## [What the task requires]
Where a line below holds the string "ylabel", copy that line.

## [Records to use]
==================================================

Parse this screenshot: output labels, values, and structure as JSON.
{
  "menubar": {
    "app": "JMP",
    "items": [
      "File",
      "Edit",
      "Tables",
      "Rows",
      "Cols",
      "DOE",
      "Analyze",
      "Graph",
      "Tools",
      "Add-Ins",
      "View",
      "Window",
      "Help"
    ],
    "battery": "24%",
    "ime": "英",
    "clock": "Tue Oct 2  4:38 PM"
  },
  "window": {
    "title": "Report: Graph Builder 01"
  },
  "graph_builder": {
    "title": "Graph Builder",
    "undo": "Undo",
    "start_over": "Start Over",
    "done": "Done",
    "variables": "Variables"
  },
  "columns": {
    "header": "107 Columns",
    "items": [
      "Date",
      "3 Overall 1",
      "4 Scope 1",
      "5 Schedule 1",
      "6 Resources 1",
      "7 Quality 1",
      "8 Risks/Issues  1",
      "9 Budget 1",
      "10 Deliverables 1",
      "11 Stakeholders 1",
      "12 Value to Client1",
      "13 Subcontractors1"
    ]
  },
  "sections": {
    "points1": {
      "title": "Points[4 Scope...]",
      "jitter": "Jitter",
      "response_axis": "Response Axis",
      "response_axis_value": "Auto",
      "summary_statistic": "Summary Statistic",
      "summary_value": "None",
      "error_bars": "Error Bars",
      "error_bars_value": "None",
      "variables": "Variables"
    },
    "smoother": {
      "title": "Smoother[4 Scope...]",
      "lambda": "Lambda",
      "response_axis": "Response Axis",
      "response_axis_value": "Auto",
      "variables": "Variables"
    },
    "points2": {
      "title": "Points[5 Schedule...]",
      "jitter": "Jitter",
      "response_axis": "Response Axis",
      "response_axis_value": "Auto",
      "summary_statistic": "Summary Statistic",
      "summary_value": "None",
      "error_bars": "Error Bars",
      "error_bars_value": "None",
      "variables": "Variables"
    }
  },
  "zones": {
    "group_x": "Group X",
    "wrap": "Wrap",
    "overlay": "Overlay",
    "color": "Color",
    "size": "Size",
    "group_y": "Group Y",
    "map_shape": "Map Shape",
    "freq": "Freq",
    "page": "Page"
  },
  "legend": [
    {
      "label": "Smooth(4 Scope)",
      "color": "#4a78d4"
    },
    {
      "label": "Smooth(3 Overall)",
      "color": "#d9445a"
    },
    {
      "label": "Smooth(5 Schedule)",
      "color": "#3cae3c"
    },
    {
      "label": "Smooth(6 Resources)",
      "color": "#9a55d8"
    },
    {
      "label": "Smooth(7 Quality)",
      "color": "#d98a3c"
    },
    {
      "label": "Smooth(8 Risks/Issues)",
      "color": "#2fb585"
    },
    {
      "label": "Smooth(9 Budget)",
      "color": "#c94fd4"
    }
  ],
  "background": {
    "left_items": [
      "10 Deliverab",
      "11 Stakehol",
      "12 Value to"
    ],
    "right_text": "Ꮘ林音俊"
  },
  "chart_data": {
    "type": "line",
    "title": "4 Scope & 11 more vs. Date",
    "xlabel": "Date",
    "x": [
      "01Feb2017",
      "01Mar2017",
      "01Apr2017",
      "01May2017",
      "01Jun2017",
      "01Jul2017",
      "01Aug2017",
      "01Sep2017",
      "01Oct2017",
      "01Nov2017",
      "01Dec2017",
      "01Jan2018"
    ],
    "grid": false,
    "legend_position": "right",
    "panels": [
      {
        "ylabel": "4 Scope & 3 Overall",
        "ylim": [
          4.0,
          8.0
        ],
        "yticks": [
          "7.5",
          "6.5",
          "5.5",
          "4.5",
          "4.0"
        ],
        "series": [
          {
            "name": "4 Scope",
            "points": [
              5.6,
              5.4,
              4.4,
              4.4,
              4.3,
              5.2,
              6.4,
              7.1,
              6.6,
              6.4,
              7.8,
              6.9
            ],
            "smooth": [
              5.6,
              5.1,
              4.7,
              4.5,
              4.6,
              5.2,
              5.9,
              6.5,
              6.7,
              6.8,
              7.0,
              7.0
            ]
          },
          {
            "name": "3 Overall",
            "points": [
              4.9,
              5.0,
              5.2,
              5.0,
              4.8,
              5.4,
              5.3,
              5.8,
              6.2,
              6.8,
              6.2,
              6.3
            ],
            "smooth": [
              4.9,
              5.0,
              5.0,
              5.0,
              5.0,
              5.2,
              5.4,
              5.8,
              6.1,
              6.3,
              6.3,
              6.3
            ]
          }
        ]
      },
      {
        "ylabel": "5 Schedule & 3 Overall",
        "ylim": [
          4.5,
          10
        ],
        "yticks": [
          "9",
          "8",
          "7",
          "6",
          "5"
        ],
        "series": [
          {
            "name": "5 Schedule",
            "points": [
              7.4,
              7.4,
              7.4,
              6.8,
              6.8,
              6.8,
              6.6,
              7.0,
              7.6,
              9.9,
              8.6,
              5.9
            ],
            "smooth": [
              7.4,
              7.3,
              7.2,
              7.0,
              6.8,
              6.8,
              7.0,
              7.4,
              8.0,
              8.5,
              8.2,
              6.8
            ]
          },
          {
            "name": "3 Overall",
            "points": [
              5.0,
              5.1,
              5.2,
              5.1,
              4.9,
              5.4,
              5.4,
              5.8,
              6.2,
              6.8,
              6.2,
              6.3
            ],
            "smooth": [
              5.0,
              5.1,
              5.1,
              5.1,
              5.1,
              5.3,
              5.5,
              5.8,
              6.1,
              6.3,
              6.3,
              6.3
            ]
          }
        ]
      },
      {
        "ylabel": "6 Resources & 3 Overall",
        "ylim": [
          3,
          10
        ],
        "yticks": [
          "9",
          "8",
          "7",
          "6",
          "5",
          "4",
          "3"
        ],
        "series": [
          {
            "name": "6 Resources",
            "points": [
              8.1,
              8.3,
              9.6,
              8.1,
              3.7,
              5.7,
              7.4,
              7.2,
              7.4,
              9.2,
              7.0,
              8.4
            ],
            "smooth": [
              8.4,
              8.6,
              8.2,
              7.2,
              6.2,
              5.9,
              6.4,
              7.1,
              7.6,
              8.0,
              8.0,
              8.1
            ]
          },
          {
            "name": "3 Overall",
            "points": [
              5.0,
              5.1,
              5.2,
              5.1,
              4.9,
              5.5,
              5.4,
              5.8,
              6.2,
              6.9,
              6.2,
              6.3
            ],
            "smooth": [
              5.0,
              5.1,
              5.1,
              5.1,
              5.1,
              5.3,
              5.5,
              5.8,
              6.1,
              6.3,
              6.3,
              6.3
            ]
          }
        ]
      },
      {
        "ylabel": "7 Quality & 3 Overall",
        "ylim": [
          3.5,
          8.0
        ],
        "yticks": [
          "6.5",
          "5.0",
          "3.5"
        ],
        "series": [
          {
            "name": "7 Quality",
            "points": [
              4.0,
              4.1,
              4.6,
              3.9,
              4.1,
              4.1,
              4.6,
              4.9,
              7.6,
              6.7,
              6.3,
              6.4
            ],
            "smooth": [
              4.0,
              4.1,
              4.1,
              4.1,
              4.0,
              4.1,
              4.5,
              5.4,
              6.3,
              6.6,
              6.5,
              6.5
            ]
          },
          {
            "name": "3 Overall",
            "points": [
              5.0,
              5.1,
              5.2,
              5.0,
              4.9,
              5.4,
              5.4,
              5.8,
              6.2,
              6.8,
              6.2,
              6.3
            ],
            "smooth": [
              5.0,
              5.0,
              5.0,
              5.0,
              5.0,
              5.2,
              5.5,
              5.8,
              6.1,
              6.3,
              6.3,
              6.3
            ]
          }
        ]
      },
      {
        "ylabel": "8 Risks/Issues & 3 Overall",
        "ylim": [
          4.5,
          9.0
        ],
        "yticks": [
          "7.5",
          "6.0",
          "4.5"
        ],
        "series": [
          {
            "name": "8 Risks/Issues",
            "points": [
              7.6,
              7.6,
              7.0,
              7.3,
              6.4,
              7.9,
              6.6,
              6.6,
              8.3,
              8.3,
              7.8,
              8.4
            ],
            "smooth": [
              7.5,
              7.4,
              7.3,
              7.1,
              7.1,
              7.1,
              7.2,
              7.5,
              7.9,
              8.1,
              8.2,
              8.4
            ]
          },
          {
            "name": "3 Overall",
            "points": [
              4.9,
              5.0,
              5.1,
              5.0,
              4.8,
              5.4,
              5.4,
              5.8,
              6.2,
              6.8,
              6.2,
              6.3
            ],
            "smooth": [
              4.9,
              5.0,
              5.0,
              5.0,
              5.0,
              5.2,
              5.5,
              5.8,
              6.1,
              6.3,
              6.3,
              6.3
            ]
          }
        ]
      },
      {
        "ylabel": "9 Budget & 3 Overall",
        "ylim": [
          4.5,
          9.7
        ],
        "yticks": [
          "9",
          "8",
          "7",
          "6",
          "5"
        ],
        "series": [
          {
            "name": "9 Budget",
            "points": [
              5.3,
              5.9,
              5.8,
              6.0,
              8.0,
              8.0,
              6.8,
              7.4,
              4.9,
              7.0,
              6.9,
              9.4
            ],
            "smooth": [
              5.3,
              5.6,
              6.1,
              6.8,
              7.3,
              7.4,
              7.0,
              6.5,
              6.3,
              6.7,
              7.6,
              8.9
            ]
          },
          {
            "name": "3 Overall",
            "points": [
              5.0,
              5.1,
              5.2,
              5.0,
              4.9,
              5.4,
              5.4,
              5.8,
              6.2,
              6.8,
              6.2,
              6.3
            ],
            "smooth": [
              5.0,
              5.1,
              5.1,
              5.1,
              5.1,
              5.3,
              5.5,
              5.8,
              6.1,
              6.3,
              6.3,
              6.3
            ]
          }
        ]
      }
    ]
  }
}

==================================================

## [Full solution]
        "ylabel": "4 Scope & 3 Overall",
        "ylabel": "5 Schedule & 3 Overall",
        "ylabel": "6 Resources & 3 Overall",
        "ylabel": "7 Quality & 3 Overall",
        "ylabel": "8 Risks/Issues & 3 Overall",
        "ylabel": "9 Budget & 3 Overall",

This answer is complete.